• Prompt:
Looking at the data below, count the lines that contain the string "CORREO". Write only the total.

• Entries shown:

○ ○ ○ ○

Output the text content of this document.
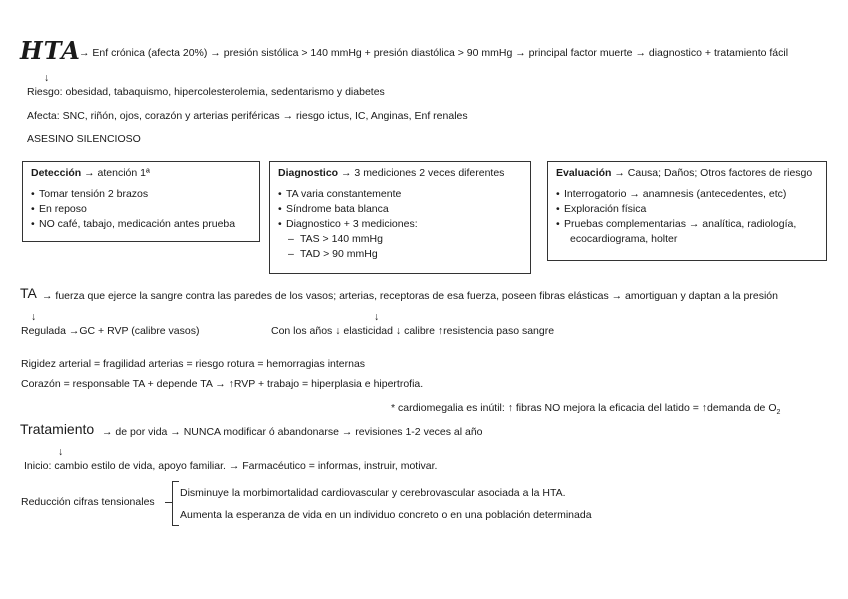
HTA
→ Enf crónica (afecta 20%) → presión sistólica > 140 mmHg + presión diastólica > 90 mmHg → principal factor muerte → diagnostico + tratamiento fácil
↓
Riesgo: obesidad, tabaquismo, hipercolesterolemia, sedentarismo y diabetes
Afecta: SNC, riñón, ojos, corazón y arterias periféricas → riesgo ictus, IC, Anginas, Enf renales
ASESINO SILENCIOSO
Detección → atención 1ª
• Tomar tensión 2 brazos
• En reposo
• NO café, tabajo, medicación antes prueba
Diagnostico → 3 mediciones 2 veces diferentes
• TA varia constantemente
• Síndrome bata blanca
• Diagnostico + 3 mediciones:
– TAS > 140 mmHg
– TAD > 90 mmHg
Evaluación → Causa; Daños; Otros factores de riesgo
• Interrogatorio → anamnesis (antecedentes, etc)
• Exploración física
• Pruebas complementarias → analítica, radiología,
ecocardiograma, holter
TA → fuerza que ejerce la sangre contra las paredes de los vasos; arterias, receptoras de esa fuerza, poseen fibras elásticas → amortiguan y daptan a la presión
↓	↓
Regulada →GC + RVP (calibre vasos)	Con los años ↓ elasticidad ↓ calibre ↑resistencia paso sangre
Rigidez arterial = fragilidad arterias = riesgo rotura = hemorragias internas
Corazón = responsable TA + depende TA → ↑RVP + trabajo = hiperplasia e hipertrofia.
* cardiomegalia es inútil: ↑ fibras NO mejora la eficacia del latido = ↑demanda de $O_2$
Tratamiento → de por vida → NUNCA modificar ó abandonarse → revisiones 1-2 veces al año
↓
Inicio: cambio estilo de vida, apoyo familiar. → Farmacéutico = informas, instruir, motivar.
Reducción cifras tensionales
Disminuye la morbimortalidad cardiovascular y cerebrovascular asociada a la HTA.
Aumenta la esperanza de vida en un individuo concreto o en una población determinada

○ ○ ○ ○

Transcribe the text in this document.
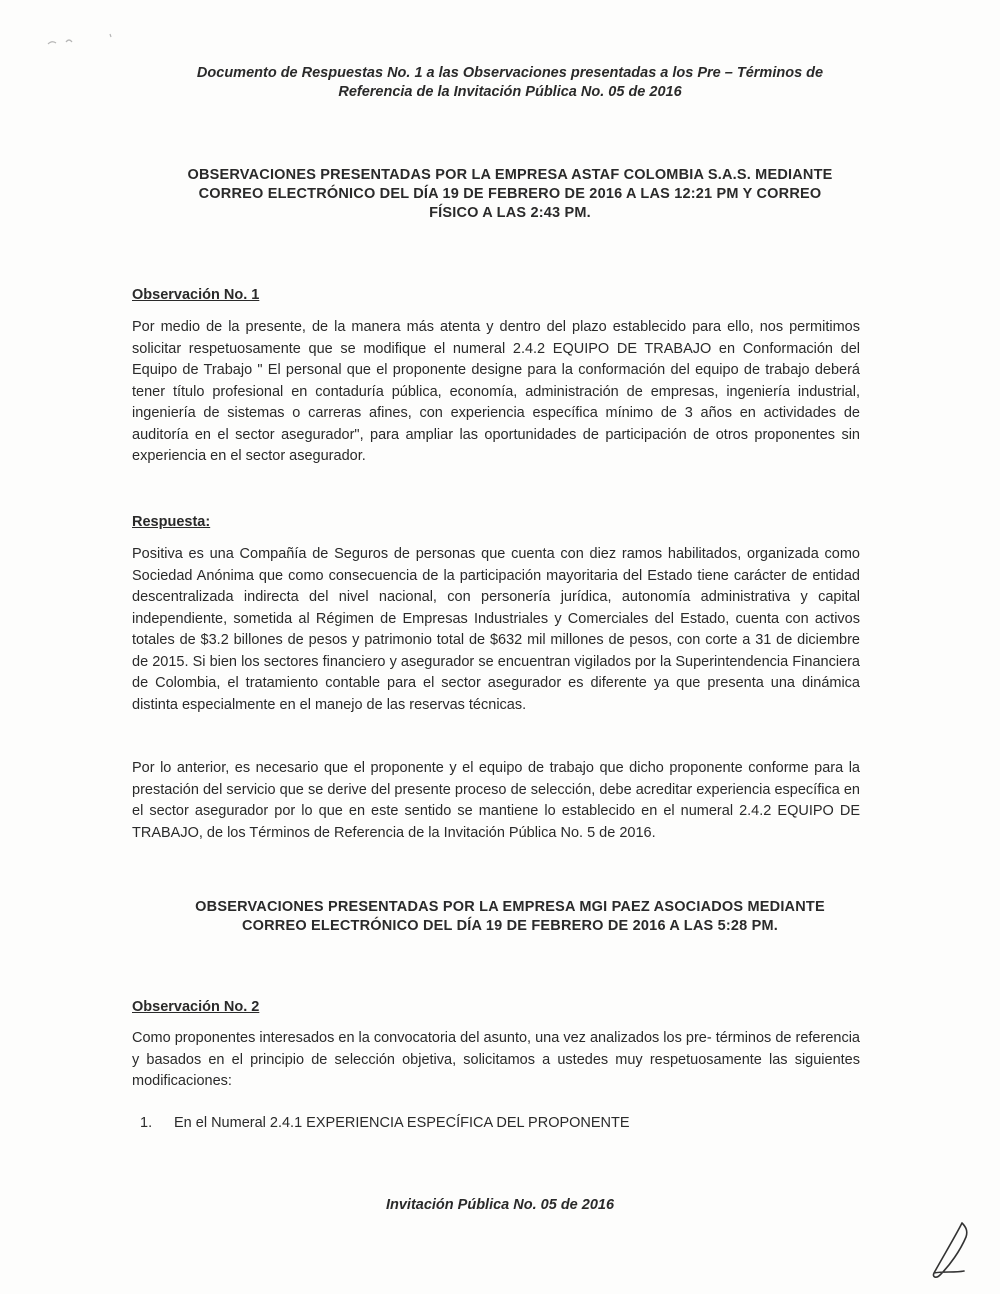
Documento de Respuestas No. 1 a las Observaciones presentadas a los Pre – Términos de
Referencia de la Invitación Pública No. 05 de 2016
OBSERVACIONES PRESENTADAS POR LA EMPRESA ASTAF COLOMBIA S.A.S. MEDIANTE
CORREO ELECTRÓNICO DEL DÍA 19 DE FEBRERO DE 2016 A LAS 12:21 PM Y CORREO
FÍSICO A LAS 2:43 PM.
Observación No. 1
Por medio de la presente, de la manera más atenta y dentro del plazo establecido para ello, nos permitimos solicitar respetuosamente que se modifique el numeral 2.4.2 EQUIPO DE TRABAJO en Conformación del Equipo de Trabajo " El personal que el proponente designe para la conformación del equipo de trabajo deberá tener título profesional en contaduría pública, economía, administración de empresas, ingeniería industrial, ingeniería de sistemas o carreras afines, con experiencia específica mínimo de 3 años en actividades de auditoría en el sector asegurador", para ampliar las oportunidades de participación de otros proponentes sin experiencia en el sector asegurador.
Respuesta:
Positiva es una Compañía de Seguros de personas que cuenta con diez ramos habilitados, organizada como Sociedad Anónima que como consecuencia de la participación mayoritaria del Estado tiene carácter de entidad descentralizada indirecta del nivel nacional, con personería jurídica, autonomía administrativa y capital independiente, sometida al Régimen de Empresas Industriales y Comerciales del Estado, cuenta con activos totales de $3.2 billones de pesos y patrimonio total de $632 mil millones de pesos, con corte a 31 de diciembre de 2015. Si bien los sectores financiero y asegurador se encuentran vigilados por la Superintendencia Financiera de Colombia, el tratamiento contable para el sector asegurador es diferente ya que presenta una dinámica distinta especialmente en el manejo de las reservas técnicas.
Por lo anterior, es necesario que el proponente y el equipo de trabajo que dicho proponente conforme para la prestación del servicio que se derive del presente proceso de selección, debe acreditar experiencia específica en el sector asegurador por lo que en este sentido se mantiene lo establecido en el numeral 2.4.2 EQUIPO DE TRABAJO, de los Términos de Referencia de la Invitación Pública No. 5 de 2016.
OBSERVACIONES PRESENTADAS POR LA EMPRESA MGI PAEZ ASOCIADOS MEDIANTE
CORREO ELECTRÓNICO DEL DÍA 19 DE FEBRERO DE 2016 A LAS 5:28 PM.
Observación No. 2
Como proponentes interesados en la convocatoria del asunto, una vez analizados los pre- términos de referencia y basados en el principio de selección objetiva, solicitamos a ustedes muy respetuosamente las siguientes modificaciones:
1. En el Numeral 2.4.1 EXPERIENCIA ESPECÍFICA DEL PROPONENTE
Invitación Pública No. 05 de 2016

○ ○ ○ ○

• Written answer:
2